» **EXERCISE BRIEF**
Only the pictures are omitted; repeat all other data exactly.

» **RECORDS FOR THIS TASK**
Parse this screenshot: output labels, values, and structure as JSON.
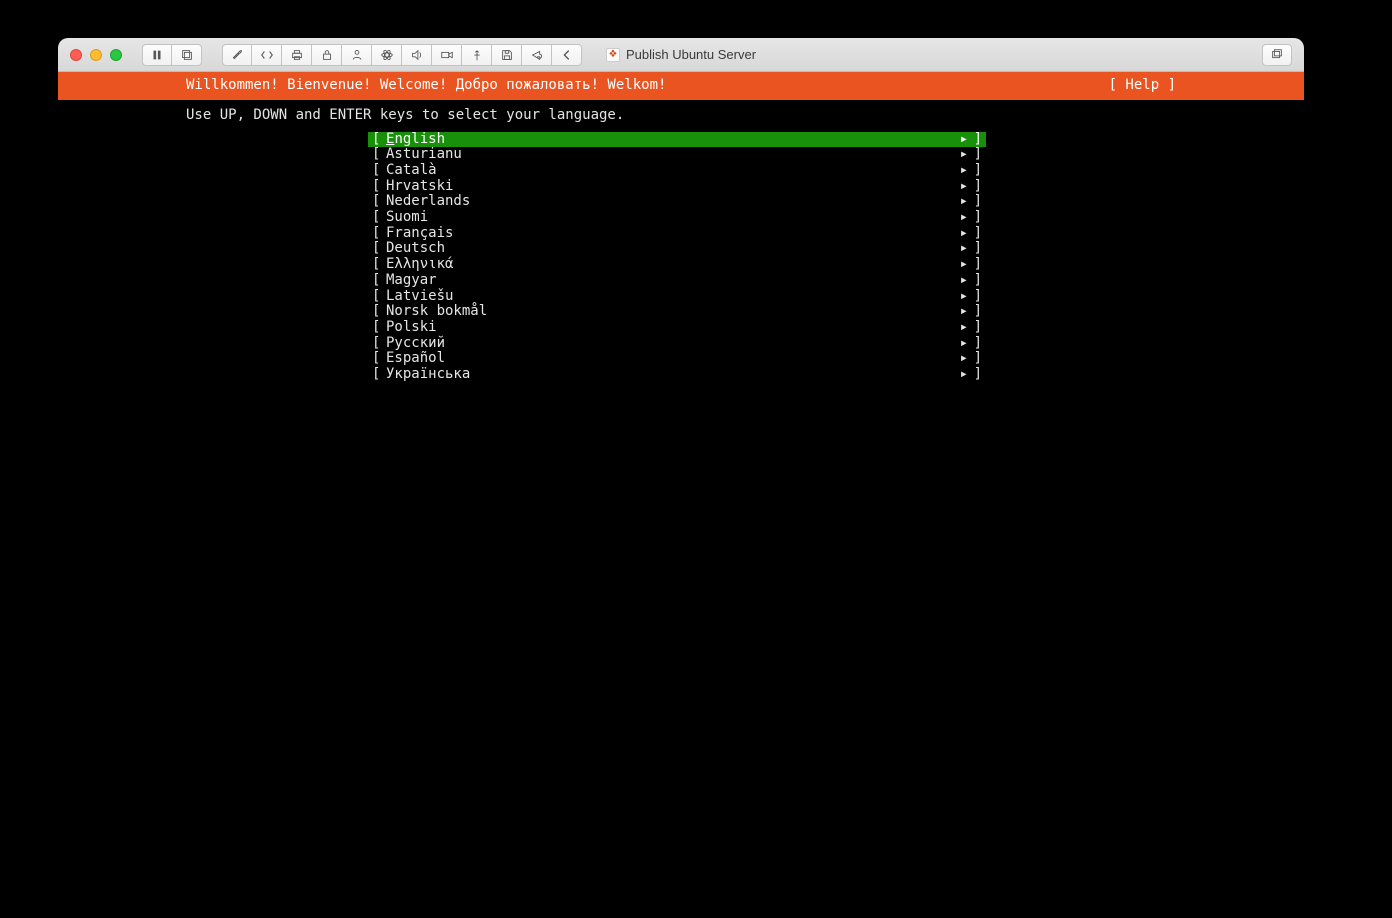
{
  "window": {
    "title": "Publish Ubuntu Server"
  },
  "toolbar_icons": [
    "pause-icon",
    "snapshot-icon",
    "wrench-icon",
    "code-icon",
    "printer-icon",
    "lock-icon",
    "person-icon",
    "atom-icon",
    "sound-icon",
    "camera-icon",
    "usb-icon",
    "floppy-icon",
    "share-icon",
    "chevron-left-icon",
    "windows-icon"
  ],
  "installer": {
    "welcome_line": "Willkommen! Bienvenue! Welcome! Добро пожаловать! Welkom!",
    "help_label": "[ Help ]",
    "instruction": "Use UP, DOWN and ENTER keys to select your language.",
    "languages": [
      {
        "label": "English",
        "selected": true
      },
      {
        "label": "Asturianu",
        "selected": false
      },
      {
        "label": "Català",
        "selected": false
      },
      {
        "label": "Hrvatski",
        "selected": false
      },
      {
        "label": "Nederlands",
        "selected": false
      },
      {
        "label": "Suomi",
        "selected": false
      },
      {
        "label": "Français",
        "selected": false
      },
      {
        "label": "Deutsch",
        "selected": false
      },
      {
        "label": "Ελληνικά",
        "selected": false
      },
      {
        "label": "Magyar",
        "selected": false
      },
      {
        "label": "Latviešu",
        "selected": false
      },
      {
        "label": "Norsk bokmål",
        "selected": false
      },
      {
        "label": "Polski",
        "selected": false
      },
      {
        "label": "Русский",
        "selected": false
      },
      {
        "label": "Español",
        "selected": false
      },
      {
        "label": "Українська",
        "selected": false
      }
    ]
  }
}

» **FULL RESPONSE**
Parse this screenshot: output labels, values, and structure as JSON.
{
  "window": {
    "title": "Publish Ubuntu Server"
  },
  "toolbar_icons": [
    "pause-icon",
    "snapshot-icon",
    "wrench-icon",
    "code-icon",
    "printer-icon",
    "lock-icon",
    "person-icon",
    "atom-icon",
    "sound-icon",
    "camera-icon",
    "usb-icon",
    "floppy-icon",
    "share-icon",
    "chevron-left-icon",
    "windows-icon"
  ],
  "installer": {
    "welcome_line": "Willkommen! Bienvenue! Welcome! Добро пожаловать! Welkom!",
    "help_label": "[ Help ]",
    "instruction": "Use UP, DOWN and ENTER keys to select your language.",
    "languages": [
      {
        "label": "English",
        "selected": true
      },
      {
        "label": "Asturianu",
        "selected": false
      },
      {
        "label": "Català",
        "selected": false
      },
      {
        "label": "Hrvatski",
        "selected": false
      },
      {
        "label": "Nederlands",
        "selected": false
      },
      {
        "label": "Suomi",
        "selected": false
      },
      {
        "label": "Français",
        "selected": false
      },
      {
        "label": "Deutsch",
        "selected": false
      },
      {
        "label": "Ελληνικά",
        "selected": false
      },
      {
        "label": "Magyar",
        "selected": false
      },
      {
        "label": "Latviešu",
        "selected": false
      },
      {
        "label": "Norsk bokmål",
        "selected": false
      },
      {
        "label": "Polski",
        "selected": false
      },
      {
        "label": "Русский",
        "selected": false
      },
      {
        "label": "Español",
        "selected": false
      },
      {
        "label": "Українська",
        "selected": false
      }
    ]
  }
}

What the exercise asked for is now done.